►
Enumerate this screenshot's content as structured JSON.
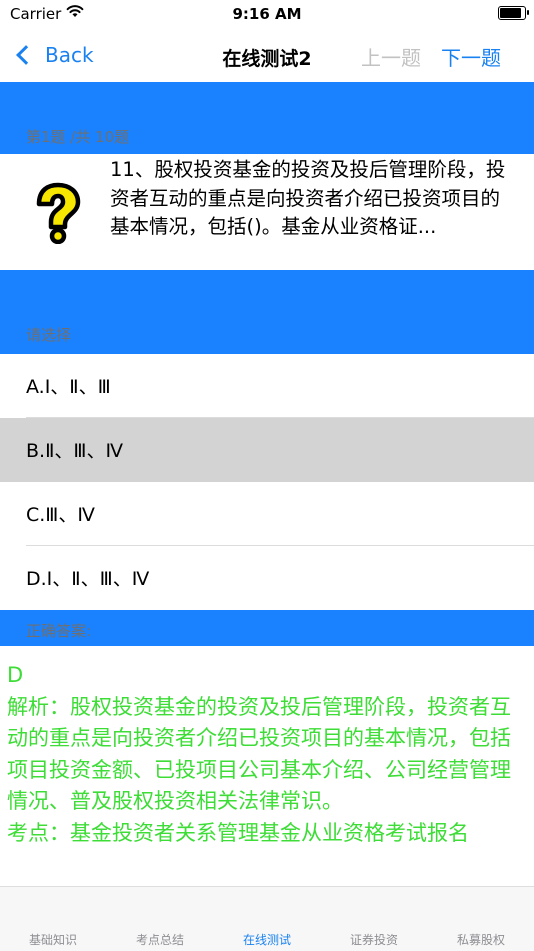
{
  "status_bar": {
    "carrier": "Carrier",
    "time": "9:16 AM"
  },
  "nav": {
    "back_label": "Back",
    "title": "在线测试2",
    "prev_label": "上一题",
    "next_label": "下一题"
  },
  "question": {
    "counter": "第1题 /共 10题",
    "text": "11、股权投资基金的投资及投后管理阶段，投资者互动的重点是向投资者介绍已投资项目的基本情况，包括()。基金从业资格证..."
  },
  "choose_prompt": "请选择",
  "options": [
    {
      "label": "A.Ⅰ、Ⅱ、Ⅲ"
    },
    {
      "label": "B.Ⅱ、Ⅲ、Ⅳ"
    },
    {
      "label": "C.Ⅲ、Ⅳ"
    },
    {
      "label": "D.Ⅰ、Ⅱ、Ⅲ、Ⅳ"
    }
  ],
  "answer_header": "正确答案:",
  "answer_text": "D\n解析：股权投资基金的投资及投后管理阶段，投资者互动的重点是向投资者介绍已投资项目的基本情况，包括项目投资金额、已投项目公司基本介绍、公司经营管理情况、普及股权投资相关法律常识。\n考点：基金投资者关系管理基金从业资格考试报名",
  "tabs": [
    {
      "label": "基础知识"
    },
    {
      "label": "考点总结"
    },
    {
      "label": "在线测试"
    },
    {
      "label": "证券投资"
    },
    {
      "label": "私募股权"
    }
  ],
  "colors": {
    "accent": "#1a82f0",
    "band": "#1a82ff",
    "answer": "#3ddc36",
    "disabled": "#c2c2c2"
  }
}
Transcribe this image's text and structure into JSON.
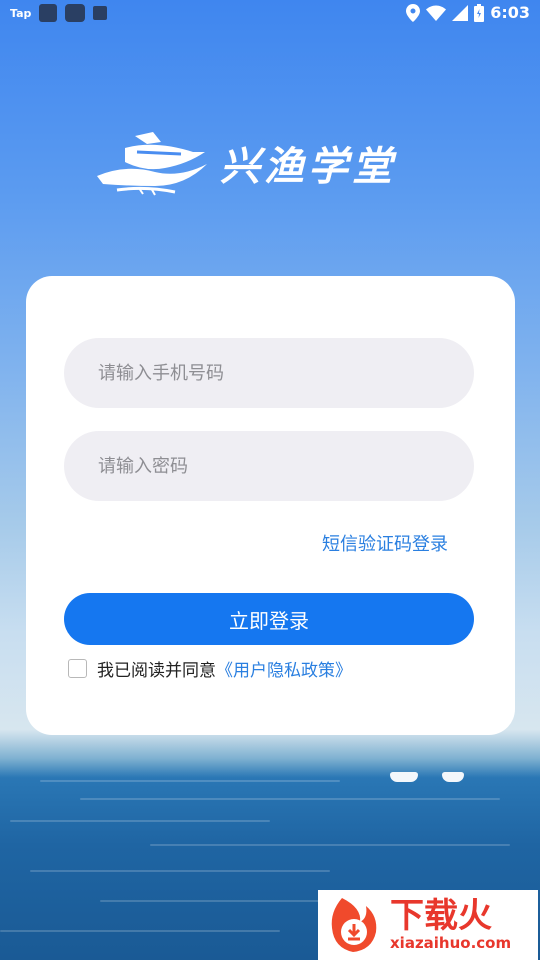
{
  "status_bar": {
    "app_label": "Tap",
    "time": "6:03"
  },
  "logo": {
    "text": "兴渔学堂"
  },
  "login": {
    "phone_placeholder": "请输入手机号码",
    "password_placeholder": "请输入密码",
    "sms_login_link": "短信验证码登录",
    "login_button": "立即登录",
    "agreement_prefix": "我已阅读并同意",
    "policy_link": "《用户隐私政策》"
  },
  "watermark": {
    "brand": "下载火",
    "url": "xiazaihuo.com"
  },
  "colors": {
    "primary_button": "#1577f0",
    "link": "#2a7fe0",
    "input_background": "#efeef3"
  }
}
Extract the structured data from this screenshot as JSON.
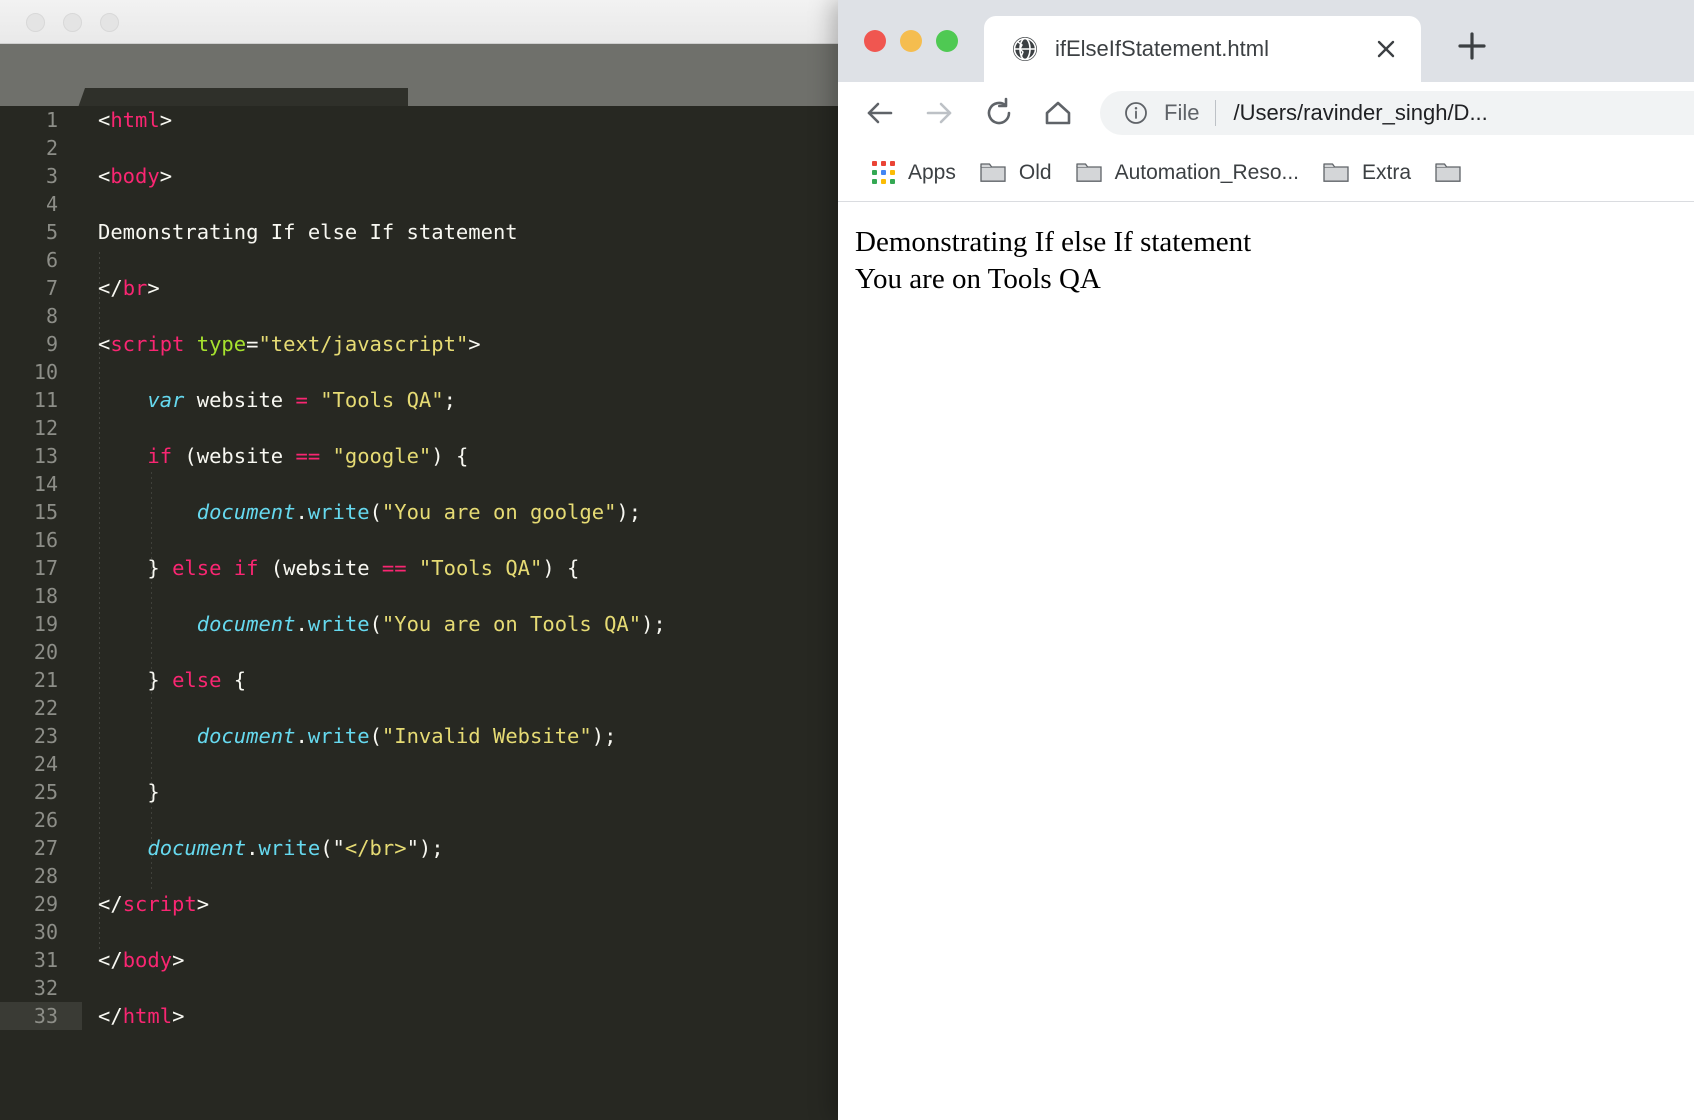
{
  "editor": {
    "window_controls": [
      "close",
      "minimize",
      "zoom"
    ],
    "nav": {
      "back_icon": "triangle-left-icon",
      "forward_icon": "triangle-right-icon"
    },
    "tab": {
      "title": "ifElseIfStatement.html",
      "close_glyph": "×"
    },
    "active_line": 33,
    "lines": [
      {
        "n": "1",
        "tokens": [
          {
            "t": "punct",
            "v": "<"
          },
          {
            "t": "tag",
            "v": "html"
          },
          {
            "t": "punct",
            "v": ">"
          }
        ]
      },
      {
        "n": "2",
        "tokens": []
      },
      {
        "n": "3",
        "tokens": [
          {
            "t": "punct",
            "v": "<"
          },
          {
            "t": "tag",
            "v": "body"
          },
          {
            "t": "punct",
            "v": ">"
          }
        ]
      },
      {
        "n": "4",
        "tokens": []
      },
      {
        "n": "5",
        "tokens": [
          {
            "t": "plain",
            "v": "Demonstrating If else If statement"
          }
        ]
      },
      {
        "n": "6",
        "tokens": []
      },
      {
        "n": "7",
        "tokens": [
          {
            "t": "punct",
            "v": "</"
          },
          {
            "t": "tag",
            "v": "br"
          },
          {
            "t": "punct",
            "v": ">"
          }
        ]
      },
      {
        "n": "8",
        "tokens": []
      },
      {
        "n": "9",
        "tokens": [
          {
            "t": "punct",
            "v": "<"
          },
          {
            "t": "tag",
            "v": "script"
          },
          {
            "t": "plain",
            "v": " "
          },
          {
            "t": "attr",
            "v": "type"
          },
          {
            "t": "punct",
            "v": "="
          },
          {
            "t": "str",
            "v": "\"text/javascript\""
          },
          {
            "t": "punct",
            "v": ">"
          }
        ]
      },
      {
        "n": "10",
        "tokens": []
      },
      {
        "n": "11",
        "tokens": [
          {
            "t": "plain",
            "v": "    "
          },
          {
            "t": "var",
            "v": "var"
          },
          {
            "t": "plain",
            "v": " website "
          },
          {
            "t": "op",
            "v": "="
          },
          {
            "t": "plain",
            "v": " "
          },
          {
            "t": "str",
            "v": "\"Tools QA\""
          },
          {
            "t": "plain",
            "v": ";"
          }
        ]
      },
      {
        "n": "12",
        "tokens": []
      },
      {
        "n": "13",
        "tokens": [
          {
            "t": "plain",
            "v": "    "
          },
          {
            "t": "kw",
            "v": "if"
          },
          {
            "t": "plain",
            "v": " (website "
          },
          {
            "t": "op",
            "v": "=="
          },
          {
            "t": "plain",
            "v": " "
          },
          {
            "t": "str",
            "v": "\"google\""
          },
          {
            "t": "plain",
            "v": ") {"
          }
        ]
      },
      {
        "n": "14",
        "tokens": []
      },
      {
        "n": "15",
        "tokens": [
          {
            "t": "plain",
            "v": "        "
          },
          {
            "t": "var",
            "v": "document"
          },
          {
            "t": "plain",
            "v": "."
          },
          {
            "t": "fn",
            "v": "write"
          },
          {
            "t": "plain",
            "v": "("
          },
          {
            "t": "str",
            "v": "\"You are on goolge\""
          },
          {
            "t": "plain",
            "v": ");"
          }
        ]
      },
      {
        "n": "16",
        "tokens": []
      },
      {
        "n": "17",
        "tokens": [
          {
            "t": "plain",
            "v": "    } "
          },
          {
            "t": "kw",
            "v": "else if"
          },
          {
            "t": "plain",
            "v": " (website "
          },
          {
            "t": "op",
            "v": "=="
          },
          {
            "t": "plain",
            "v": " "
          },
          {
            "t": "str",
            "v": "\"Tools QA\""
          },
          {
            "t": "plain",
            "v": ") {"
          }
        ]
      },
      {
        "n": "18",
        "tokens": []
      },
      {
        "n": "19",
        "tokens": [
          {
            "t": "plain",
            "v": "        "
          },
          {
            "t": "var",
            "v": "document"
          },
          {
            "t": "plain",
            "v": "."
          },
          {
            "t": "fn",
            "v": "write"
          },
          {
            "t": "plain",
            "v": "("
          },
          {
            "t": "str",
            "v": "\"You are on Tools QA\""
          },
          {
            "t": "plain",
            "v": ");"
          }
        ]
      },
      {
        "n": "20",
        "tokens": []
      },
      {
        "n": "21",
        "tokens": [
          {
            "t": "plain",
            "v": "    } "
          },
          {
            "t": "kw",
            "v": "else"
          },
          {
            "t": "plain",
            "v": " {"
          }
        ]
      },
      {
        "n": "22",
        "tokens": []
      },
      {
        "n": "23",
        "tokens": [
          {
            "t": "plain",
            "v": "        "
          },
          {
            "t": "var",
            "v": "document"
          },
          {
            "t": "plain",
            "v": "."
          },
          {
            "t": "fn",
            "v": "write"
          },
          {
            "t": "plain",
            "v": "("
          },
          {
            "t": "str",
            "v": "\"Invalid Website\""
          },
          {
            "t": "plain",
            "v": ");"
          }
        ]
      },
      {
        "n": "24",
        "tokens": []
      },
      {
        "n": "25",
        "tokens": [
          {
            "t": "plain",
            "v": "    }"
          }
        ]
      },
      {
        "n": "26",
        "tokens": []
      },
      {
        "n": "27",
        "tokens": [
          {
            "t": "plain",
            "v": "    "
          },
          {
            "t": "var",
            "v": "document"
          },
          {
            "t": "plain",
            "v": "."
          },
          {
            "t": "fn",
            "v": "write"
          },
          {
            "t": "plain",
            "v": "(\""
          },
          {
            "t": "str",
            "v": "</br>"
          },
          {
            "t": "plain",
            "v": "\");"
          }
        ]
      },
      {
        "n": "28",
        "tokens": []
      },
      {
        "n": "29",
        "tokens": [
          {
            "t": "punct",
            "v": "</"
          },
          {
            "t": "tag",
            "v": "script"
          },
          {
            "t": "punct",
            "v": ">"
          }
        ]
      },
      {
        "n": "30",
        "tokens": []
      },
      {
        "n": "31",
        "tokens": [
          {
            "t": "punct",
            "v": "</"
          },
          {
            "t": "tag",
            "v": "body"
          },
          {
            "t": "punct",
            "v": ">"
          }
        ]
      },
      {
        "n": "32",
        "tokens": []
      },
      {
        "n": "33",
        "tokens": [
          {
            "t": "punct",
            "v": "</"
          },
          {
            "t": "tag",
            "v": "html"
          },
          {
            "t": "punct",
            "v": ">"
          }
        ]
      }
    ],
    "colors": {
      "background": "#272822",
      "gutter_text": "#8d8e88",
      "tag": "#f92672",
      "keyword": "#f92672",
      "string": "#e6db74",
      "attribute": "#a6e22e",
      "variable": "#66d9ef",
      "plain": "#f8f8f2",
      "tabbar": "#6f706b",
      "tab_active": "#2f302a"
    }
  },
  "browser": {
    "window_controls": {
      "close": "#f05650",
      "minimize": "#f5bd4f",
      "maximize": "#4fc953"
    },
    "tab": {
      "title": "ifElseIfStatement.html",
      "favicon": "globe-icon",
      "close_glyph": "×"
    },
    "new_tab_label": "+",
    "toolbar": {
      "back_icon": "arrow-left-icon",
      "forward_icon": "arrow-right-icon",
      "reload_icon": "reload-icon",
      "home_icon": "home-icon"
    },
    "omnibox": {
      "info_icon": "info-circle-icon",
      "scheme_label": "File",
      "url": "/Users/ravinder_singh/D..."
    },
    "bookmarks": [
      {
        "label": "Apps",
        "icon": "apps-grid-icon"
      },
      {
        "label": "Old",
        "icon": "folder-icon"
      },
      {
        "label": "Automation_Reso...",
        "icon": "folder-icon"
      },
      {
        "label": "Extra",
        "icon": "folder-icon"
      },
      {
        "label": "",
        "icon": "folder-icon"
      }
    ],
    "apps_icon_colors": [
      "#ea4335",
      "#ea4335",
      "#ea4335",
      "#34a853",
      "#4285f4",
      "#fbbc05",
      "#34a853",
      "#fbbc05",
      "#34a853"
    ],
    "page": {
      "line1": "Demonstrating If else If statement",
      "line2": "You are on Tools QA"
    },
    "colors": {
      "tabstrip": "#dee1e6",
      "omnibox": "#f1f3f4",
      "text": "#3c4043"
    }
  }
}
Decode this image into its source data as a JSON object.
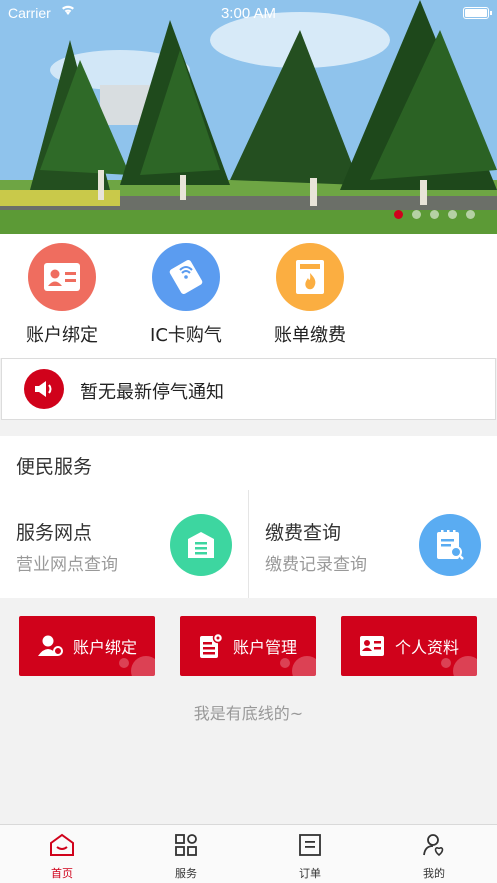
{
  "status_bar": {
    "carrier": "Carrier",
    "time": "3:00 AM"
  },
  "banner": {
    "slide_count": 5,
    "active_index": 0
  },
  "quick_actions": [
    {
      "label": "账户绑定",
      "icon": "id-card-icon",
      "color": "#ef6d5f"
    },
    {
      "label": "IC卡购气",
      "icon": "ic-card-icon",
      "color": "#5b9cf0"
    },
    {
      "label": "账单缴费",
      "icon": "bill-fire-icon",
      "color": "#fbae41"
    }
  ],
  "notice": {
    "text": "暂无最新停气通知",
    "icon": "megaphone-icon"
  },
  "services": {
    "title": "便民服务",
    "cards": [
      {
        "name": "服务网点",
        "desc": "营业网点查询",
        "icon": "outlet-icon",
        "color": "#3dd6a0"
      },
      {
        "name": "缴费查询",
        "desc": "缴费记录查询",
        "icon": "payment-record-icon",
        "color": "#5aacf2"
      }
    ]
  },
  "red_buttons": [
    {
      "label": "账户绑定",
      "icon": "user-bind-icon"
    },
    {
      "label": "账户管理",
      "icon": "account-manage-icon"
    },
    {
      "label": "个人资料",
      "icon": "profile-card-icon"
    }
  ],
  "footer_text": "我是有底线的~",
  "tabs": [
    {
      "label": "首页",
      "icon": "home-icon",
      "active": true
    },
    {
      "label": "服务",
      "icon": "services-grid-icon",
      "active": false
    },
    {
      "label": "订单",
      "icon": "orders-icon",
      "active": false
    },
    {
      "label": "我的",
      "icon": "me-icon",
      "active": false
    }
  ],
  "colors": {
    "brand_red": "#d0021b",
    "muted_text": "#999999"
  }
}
◄
(What is required) Return every line containing "data".

(Exercise output)
Extract the structured data from this screenshot as JSON.
Decode this image into its source data as a JSON object.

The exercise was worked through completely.